Track down every line below that holds "Desktop" and copy it.

———

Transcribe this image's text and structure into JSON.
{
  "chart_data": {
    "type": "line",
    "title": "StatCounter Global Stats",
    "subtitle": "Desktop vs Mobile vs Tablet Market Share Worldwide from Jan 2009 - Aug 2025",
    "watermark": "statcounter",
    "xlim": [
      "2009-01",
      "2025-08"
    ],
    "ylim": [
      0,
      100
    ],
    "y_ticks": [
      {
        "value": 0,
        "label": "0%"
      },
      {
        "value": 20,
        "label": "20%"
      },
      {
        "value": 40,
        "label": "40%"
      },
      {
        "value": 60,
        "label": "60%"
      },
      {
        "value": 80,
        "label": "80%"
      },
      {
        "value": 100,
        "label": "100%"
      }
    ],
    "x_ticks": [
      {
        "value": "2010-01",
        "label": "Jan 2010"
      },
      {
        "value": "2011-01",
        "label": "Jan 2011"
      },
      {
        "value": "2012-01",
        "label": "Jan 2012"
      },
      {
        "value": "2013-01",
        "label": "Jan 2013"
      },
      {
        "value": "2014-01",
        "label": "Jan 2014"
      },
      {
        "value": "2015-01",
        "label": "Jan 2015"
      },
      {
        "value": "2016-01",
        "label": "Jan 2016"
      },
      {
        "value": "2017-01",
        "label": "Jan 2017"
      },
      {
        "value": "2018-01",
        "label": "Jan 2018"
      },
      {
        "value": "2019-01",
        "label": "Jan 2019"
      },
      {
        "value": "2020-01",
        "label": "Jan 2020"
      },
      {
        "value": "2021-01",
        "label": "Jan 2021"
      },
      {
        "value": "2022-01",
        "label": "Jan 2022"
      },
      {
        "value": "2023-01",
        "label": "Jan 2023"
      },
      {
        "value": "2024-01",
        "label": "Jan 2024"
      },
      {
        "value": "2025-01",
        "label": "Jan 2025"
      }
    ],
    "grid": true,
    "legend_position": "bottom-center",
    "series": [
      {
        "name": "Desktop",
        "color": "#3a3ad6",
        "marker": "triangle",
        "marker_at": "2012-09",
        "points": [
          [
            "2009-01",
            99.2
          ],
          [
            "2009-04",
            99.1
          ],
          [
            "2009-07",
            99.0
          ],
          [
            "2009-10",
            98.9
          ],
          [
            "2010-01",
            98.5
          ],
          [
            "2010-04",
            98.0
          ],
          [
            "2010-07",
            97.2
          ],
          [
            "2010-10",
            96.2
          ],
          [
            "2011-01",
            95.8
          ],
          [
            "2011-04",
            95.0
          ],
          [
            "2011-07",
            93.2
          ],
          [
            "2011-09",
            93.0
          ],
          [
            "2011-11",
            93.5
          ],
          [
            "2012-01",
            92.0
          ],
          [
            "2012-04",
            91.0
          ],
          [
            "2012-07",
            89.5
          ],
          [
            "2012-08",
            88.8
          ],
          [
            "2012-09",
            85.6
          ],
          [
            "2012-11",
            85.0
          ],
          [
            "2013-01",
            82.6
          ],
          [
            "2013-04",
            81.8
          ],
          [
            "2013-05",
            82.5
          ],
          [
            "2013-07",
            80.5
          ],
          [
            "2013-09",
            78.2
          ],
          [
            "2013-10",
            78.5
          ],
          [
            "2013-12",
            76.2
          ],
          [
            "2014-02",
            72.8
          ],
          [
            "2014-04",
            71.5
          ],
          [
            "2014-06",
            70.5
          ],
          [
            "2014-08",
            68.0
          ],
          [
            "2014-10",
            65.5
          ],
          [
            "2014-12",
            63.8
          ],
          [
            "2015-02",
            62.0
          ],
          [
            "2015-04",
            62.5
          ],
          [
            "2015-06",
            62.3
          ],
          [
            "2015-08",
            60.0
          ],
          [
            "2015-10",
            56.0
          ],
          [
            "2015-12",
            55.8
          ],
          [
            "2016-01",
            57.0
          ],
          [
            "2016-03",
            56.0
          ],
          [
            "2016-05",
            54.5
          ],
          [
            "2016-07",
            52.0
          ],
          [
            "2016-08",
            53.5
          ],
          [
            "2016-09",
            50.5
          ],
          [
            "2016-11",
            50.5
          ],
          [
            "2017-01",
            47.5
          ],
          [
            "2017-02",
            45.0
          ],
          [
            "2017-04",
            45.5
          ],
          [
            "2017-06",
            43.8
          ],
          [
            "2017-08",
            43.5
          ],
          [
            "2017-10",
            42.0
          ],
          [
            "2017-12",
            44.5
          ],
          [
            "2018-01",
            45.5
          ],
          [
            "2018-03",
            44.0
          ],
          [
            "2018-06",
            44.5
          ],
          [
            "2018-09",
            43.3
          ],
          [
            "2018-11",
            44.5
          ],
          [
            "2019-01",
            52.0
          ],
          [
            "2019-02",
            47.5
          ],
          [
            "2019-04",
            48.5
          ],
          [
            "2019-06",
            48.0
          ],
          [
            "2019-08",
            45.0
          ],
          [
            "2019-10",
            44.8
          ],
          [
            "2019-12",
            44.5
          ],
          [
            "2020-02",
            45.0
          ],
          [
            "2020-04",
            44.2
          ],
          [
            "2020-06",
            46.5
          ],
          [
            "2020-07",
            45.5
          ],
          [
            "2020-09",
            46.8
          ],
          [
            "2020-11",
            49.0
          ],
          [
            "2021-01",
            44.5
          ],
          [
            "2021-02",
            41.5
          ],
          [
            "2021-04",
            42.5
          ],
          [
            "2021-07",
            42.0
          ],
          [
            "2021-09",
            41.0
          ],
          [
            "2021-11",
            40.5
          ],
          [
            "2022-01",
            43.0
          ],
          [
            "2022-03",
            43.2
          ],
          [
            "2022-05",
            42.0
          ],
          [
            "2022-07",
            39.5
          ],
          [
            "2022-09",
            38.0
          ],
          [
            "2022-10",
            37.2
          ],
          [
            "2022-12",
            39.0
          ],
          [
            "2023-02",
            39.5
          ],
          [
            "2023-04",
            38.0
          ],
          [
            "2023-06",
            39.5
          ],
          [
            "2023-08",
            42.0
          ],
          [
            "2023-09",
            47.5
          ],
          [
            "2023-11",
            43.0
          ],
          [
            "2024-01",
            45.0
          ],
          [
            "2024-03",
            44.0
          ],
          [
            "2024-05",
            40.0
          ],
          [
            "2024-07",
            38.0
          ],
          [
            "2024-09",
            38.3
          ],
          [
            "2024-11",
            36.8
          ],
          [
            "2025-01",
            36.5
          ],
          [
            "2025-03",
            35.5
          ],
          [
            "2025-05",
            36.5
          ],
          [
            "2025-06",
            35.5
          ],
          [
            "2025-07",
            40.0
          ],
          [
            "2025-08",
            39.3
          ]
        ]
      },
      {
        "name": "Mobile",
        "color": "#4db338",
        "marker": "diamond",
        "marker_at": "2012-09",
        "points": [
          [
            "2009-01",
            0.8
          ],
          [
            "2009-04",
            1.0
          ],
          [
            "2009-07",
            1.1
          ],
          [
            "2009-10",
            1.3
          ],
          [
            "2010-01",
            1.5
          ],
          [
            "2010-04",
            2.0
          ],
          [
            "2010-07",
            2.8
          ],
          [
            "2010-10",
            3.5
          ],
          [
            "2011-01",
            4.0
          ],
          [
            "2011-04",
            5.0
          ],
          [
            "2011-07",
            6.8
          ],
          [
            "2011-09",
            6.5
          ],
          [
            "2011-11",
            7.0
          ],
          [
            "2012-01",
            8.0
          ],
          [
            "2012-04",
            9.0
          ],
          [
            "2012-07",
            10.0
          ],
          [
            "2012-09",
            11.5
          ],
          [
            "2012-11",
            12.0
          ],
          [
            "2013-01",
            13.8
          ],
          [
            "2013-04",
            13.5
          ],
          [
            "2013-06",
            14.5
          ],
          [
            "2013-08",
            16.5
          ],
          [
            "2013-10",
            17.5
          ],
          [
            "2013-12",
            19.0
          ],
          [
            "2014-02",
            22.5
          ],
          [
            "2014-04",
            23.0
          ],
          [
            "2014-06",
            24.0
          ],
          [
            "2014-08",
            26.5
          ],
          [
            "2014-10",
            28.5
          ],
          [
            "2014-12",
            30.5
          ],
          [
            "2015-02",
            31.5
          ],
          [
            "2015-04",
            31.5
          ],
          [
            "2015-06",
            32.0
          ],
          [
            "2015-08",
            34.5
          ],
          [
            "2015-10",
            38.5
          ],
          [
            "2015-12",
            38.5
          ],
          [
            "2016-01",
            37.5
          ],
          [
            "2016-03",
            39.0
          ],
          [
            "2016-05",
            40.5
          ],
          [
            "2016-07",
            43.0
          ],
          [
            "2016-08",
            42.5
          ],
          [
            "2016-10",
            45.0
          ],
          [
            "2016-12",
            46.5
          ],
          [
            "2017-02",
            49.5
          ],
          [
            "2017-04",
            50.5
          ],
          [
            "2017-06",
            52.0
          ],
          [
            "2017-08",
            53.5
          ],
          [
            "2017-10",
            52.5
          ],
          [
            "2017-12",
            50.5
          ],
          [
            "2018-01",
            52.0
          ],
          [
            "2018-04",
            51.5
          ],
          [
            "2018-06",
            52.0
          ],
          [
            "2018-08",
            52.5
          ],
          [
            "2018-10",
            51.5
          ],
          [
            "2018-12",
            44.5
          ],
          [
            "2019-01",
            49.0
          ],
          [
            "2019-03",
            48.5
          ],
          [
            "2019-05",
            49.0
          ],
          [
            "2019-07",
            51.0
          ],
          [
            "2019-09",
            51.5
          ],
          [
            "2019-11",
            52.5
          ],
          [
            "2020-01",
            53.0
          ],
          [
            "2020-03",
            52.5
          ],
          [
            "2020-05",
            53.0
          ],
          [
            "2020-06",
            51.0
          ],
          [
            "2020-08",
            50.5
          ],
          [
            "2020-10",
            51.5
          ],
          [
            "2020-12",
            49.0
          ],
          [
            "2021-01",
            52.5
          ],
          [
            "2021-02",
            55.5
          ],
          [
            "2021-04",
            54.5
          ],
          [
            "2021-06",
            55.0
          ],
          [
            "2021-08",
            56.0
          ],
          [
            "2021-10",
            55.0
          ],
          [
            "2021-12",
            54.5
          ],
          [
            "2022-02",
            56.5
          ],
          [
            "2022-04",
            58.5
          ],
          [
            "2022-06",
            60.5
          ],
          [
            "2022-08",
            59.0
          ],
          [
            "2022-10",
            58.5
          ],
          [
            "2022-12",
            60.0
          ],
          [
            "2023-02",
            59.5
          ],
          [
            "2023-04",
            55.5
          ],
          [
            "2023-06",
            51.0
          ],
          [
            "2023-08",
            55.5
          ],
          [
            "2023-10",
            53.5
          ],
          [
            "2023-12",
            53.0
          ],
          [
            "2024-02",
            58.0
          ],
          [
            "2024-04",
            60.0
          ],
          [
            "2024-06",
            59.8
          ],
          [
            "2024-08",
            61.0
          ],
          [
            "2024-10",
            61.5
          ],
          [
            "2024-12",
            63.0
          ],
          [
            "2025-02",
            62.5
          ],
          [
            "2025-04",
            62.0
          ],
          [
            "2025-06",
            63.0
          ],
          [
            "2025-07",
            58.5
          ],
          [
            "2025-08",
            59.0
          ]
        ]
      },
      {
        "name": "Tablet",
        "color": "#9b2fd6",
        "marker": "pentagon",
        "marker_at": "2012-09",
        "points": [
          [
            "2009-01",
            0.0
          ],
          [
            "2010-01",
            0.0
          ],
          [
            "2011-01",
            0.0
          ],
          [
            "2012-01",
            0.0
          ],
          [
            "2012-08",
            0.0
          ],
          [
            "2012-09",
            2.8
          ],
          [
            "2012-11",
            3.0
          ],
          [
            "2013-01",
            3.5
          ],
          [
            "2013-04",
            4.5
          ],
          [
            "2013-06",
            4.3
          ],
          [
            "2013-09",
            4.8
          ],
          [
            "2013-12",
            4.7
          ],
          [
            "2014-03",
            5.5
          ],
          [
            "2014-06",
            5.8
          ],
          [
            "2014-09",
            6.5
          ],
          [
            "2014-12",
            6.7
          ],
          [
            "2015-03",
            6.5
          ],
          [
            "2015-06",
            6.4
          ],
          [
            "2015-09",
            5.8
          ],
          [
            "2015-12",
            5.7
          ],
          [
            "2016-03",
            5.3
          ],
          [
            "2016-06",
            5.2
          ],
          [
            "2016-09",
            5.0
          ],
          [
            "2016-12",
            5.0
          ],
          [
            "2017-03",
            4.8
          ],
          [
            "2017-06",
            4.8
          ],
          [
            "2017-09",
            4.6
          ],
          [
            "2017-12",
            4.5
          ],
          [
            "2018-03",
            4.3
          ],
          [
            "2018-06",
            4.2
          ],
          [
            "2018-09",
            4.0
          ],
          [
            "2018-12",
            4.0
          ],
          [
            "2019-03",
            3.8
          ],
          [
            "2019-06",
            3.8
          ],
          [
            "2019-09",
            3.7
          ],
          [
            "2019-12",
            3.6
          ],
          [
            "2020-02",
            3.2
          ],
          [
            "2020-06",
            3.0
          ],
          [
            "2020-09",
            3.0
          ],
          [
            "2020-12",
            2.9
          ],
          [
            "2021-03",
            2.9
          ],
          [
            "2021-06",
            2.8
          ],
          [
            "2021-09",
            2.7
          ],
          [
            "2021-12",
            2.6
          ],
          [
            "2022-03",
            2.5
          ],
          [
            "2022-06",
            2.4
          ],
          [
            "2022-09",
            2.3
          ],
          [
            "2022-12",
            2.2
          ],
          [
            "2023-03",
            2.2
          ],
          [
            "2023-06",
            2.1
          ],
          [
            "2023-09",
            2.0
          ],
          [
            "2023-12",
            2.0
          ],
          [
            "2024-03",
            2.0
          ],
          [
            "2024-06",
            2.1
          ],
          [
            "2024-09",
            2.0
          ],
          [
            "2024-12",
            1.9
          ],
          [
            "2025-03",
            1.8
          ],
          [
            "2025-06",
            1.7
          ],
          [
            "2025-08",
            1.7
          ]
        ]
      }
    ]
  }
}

———

- Exercise solution -
    "subtitle": "Desktop vs Mobile vs Tablet Market Share Worldwide from Jan 2009 - Aug 2025",
        "name": "Desktop",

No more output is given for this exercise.